#### EXERCISE DIRECTIONS
Go through the material below and report how many lines contain "JSON". Give only the number.

#### GIVEN ENTRIES
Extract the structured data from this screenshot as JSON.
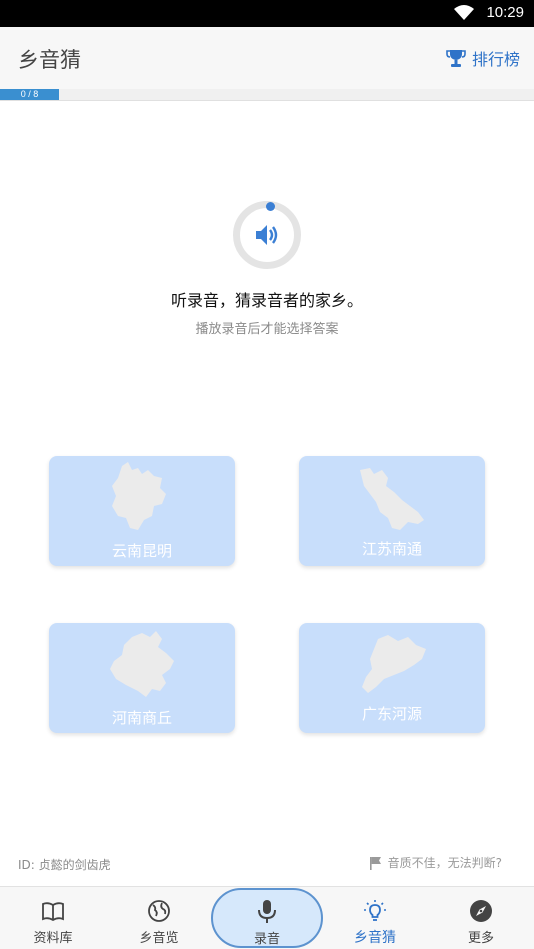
{
  "status_bar": {
    "time": "10:29"
  },
  "header": {
    "title": "乡音猜",
    "leaderboard_label": "排行榜"
  },
  "progress": {
    "text": "0 / 8",
    "current": 0,
    "total": 8
  },
  "player": {
    "prompt": "听录音，猜录音者的家乡。",
    "hint": "播放录音后才能选择答案"
  },
  "options": [
    {
      "label": "云南昆明"
    },
    {
      "label": "江苏南通"
    },
    {
      "label": "河南商丘"
    },
    {
      "label": "广东河源"
    }
  ],
  "footer": {
    "id_text": "ID: 贞懿的剑齿虎",
    "report_label": "音质不佳，无法判断?"
  },
  "nav": {
    "items": [
      {
        "label": "资料库",
        "icon": "book-icon"
      },
      {
        "label": "乡音览",
        "icon": "globe-icon"
      },
      {
        "label": "录音",
        "icon": "microphone-icon"
      },
      {
        "label": "乡音猜",
        "icon": "lightbulb-icon"
      },
      {
        "label": "更多",
        "icon": "compass-icon"
      }
    ],
    "active_index": 3
  },
  "colors": {
    "accent": "#2f73c8",
    "card_bg": "#c8defb",
    "progress": "#3a8fd0"
  }
}
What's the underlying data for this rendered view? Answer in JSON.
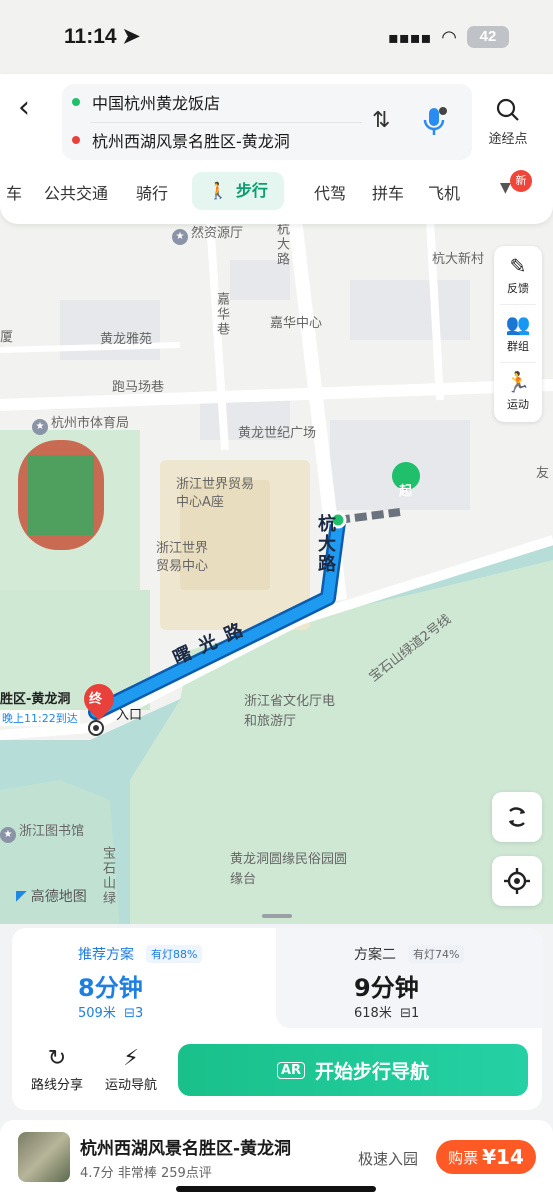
{
  "status": {
    "time": "11:14",
    "battery": "42"
  },
  "route": {
    "origin": "中国杭州黄龙饭店",
    "destination": "杭州西湖风景名胜区-黄龙洞",
    "waypoint_label": "途经点",
    "origin_color": "#1fbf6b",
    "destination_color": "#e8413c"
  },
  "modes": {
    "items": [
      "车",
      "公共交通",
      "骑行",
      "步行",
      "代驾",
      "拼车",
      "飞机"
    ],
    "active": "步行",
    "new_badge": "新"
  },
  "tools": {
    "feedback": "反馈",
    "group": "群组",
    "sport": "运动"
  },
  "map": {
    "labels": {
      "kaiyuan": "然资源厅",
      "hangda_road": "杭大路",
      "hangda_xincun": "杭大新村",
      "jiahua_lane": "嘉华巷",
      "huanglong_yayuan": "黄龙雅苑",
      "jiahua_center": "嘉华中心",
      "xia": "厦",
      "paomachang": "跑马场巷",
      "gym": "杭州市体育局",
      "huanglong_plaza": "黄龙世纪广场",
      "you": "友",
      "trade_a": "浙江世界贸易中心A座",
      "trade": "浙江世界贸易中心",
      "shuguang": "曙光路",
      "hangda_vertical": "杭大路",
      "dest_label": "胜区-黄龙洞",
      "arrival": "晚上11:22到达",
      "entrance": "入口",
      "culture_dept": "浙江省文化厅电和旅游厅",
      "baoshi_greenway": "宝石山绿道2号线",
      "library": "浙江图书馆",
      "baoshi_vertical": "宝石山绿",
      "huanglongdong_park": "黄龙洞圆缘民俗园圆缘台",
      "start_marker": "起",
      "end_marker": "终",
      "logo": "高德地图"
    }
  },
  "plans": [
    {
      "title": "推荐方案",
      "lights": "有灯88%",
      "time": "8分钟",
      "distance": "509米",
      "signals": "3"
    },
    {
      "title": "方案二",
      "lights": "有灯74%",
      "time": "9分钟",
      "distance": "618米",
      "signals": "1"
    }
  ],
  "actions": {
    "share": "路线分享",
    "sport_nav": "运动导航",
    "start": "开始步行导航"
  },
  "poi": {
    "name": "杭州西湖风景名胜区-黄龙洞",
    "rating": "4.7分",
    "comment": "非常棒",
    "reviews": "259点评",
    "fast_entry": "极速入园",
    "ticket_label": "购票",
    "price": "¥14"
  },
  "colors": {
    "accent": "#19c08a",
    "route": "#1e88e5",
    "ticket": "#ff5a26"
  }
}
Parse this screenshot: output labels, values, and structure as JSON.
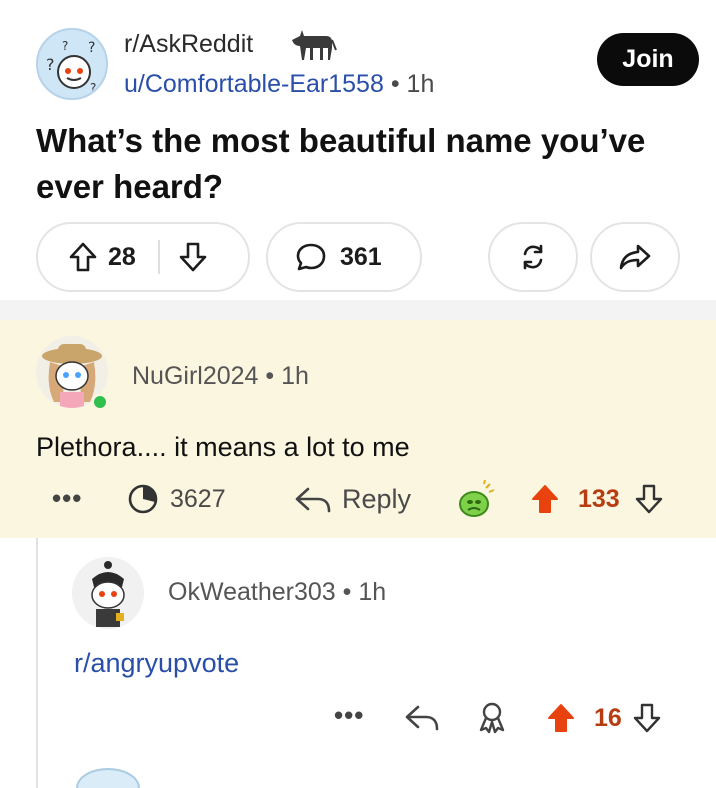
{
  "post": {
    "subreddit": "r/AskReddit",
    "author": "u/Comfortable-Ear1558",
    "separator": "•",
    "time": "1h",
    "join_label": "Join",
    "title": "What’s the most beautiful name you’ve ever heard?",
    "upvotes": "28",
    "comments": "361"
  },
  "comment1": {
    "author": "NuGirl2024",
    "separator": "•",
    "time": "1h",
    "body": "Plethora.... it means a lot to me",
    "more": "•••",
    "timer_count": "3627",
    "reply_label": "Reply",
    "score": "133"
  },
  "comment2": {
    "author": "OkWeather303",
    "separator": "•",
    "time": "1h",
    "body": "r/angryupvote",
    "more": "•••",
    "score": "16"
  },
  "colors": {
    "upvote_active": "#e8430f",
    "score_text": "#b63d12",
    "link_blue": "#2a4fa8",
    "highlight_bg": "#fbf6df",
    "join_bg": "#0b0b0b"
  }
}
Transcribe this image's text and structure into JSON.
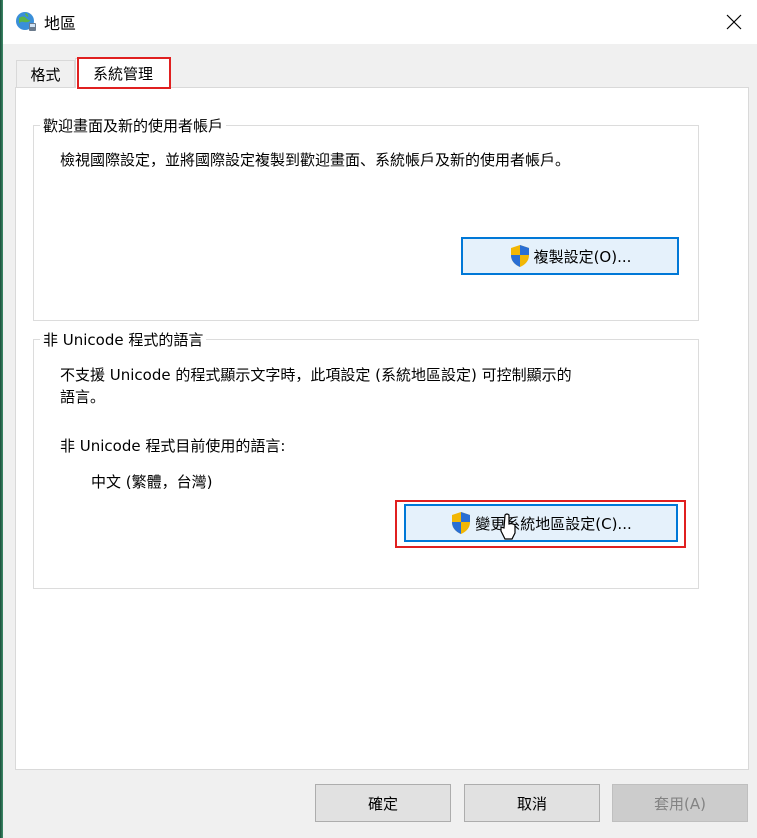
{
  "window": {
    "title": "地區",
    "icon": "globe-icon",
    "close_icon": "close-icon"
  },
  "tabs": [
    {
      "label": "格式",
      "active": false
    },
    {
      "label": "系統管理",
      "active": true
    }
  ],
  "welcome_group": {
    "title": "歡迎畫面及新的使用者帳戶",
    "description": "檢視國際設定，並將國際設定複製到歡迎畫面、系統帳戶及新的使用者帳戶。",
    "copy_button": "複製設定(O)..."
  },
  "non_unicode_group": {
    "title": "非 Unicode 程式的語言",
    "description_line1": "不支援 Unicode 的程式顯示文字時，此項設定 (系統地區設定) 可控制顯示的",
    "description_line2": "語言。",
    "current_label": "非 Unicode 程式目前使用的語言:",
    "current_value": "中文 (繁體，台灣)",
    "change_button": "變更系統地區設定(C)..."
  },
  "footer": {
    "ok": "確定",
    "cancel": "取消",
    "apply": "套用(A)"
  },
  "colors": {
    "accent": "#0078d7",
    "highlight_red": "#e02020",
    "shield_blue": "#2a6fd4",
    "shield_yellow": "#f2b705"
  }
}
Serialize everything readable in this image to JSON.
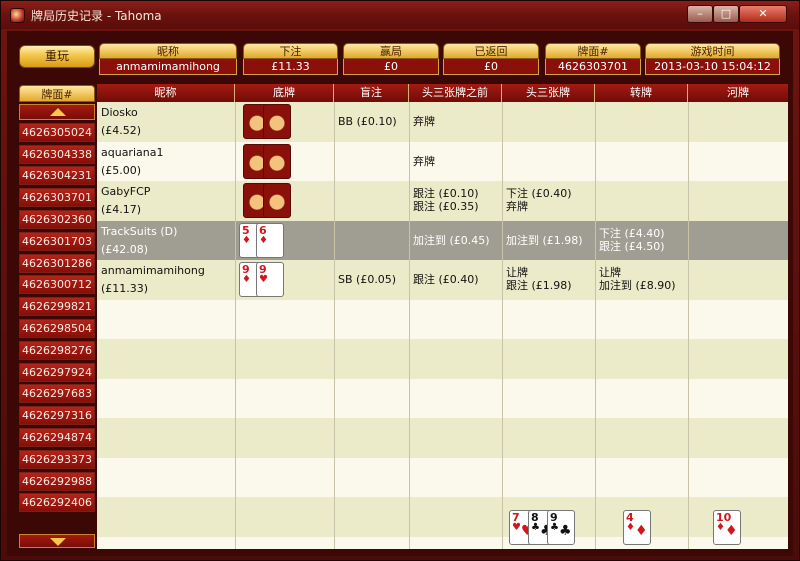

#### ANSWER
5